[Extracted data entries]
____________________
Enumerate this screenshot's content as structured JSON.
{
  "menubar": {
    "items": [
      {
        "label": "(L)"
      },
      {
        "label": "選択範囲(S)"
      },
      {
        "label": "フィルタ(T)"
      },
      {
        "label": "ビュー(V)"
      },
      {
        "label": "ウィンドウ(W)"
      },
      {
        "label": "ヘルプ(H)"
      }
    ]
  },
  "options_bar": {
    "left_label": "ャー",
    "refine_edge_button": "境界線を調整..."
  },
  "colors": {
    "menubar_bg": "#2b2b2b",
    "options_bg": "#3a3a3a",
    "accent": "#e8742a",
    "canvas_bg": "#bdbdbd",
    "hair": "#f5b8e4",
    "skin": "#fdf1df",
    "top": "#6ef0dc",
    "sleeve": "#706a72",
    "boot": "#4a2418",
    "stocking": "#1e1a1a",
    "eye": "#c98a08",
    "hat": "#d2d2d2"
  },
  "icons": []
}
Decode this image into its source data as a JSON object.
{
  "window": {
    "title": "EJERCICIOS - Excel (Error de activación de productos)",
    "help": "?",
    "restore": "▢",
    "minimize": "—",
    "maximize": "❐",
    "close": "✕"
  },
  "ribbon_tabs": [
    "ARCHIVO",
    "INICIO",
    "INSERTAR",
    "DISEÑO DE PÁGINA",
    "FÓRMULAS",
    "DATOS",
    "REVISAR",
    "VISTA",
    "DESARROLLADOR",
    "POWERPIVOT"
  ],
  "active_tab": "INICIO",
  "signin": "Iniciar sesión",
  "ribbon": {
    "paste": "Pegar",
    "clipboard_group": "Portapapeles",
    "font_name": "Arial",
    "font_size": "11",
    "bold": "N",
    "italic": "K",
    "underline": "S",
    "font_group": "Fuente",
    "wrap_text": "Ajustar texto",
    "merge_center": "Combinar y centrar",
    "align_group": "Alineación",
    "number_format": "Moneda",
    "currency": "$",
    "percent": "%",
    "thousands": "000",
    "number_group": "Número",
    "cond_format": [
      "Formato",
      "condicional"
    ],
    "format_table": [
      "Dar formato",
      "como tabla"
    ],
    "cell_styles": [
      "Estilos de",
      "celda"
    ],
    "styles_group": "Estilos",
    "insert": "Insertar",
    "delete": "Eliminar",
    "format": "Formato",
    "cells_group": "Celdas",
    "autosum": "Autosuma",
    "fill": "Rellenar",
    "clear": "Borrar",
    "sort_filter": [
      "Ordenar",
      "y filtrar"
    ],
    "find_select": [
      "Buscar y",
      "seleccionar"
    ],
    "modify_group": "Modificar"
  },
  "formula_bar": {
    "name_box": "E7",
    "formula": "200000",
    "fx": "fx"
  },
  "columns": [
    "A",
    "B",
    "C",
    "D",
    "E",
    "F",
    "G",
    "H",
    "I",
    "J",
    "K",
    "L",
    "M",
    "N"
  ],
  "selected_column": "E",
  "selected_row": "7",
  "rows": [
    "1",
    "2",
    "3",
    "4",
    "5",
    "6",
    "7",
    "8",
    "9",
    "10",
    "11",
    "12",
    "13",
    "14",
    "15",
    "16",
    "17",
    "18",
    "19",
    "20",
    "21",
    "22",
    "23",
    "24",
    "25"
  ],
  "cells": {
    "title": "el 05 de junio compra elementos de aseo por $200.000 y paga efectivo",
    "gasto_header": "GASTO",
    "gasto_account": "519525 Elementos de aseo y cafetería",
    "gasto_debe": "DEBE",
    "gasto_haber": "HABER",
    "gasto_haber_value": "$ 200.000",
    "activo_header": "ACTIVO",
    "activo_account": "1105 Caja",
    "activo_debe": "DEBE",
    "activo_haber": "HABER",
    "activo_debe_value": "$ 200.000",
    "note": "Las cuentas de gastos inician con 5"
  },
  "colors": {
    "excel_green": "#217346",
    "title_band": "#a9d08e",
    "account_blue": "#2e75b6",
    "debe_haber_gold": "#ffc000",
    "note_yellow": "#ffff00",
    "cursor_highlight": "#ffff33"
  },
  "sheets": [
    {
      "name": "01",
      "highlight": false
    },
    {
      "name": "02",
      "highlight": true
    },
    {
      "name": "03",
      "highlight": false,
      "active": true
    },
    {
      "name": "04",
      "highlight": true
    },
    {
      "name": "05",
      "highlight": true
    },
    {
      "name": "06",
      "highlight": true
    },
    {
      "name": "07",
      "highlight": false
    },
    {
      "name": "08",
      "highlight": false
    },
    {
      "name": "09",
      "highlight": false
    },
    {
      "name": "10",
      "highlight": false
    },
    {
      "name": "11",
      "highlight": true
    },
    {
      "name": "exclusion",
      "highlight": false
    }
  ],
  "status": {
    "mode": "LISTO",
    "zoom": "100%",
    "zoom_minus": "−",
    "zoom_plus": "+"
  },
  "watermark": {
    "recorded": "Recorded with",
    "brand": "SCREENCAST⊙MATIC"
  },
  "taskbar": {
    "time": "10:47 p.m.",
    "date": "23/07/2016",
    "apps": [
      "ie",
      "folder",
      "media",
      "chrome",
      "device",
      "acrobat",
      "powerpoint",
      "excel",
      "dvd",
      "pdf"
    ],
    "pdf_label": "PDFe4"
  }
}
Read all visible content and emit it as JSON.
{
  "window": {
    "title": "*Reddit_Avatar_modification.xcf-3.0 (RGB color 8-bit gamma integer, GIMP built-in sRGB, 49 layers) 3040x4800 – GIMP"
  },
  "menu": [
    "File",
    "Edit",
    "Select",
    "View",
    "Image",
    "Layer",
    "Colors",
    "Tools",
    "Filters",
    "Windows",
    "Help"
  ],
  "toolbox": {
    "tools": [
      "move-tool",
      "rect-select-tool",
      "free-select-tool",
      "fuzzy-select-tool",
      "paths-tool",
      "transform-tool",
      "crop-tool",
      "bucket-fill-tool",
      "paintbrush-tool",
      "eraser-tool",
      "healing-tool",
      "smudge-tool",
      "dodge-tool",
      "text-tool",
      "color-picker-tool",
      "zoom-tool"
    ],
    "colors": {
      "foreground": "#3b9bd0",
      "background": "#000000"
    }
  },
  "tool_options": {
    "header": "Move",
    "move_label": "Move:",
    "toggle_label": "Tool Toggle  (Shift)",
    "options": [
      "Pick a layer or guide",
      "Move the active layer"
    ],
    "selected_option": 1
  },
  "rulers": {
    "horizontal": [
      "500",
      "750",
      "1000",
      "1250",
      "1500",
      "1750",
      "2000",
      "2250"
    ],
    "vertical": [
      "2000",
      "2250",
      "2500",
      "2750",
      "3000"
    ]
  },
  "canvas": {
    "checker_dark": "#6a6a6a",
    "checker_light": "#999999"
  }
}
____________________
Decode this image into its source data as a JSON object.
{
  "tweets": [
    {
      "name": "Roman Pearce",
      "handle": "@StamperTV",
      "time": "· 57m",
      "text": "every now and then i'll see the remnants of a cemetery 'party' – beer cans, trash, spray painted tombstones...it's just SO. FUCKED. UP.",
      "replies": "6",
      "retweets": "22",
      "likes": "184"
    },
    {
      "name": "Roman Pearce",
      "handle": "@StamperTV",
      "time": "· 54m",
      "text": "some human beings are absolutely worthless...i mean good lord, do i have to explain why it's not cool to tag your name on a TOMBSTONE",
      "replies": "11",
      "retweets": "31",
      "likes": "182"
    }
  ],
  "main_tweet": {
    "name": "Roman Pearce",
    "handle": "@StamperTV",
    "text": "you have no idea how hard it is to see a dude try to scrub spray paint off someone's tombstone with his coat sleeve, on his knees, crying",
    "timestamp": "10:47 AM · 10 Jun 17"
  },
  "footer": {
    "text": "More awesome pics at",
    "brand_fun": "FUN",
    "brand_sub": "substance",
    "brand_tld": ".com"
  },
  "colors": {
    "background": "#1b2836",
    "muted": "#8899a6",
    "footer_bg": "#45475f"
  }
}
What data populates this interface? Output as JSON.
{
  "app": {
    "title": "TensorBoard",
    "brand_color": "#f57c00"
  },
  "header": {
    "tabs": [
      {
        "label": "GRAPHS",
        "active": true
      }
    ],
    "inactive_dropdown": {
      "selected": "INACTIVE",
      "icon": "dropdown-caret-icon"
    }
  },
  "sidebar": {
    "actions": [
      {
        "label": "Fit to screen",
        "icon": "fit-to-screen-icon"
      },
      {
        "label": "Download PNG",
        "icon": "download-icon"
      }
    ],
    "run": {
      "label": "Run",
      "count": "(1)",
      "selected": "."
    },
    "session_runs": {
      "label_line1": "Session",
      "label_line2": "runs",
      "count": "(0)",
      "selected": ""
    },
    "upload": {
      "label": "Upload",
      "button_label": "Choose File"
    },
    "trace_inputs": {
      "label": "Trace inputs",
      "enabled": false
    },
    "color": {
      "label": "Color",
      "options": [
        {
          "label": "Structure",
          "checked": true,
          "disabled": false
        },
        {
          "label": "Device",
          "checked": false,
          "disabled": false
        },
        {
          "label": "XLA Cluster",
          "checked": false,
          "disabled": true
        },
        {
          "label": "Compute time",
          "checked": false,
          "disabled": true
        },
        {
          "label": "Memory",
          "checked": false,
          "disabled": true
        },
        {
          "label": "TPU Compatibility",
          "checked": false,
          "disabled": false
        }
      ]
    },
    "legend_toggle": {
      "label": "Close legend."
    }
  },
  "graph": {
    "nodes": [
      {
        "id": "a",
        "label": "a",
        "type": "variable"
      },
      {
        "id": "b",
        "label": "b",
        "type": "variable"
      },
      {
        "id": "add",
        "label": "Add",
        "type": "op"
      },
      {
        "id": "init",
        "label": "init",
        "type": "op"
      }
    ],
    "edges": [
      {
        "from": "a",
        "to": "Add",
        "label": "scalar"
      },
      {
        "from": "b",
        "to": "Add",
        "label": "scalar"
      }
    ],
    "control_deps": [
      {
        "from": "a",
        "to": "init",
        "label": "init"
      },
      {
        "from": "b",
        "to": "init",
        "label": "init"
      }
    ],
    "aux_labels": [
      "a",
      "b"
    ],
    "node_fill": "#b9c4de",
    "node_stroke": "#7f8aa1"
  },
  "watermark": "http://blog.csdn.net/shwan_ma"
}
____________________
• **The request**:
Extract each line from the entries above that contains the string "JSON".

• **Output of the exercise**:
Enumerate this screenshot's content as structured JSON.
Decode this image into its source data as a JSON object.
Read all visible content and emit it as JSON.
Decode this image into its source data as a JSON object.
What data populates this interface? Output as JSON.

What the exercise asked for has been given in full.